Please find all lines in the data that hold the string "label" and copy them.

>> begin RECORDS PROVIDED

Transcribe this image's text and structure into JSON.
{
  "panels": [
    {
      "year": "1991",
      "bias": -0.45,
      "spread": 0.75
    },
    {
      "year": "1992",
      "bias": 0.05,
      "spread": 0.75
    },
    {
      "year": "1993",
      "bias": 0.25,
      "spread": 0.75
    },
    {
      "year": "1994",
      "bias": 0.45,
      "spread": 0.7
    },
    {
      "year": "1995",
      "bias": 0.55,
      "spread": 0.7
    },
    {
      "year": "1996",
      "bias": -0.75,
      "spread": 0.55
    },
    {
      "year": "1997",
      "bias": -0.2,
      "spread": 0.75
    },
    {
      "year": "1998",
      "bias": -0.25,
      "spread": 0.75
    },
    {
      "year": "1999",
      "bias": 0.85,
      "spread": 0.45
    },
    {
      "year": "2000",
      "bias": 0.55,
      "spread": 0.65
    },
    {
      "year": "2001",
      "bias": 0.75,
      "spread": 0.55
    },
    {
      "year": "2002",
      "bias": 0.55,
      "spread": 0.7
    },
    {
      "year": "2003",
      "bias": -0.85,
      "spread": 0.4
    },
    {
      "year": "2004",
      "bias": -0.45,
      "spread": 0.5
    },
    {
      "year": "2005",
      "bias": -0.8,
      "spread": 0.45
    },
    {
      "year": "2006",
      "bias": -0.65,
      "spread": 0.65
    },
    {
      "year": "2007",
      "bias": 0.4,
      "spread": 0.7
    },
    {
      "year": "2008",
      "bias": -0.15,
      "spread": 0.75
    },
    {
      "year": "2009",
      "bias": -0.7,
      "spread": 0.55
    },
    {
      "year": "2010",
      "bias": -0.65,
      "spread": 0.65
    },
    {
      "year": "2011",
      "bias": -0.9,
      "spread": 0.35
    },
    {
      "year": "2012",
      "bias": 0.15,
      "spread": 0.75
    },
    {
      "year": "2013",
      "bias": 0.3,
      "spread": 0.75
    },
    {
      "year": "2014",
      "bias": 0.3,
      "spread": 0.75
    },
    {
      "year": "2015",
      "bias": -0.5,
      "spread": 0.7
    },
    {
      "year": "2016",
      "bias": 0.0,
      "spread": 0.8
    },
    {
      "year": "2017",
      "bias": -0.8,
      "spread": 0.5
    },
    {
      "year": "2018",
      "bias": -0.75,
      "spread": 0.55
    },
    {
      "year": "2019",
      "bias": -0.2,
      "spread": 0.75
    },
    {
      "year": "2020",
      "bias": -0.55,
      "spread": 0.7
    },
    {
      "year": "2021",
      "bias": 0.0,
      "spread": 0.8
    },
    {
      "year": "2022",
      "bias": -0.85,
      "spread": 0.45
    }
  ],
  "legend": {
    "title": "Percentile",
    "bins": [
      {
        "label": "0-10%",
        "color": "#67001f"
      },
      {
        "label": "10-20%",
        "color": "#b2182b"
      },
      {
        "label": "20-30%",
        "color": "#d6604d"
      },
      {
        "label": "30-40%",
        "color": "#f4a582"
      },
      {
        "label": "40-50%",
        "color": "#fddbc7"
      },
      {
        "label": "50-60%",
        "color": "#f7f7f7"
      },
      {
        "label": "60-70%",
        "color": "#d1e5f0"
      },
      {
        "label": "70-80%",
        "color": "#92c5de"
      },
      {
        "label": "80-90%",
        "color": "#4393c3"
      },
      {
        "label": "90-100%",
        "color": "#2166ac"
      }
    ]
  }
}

>> end RECORDS PROVIDED

## WRITTEN REPLY
        "label": "0-10%",
        "label": "10-20%",
        "label": "20-30%",
        "label": "30-40%",
        "label": "40-50%",
        "label": "50-60%",
        "label": "60-70%",
        "label": "70-80%",
        "label": "80-90%",
        "label": "90-100%",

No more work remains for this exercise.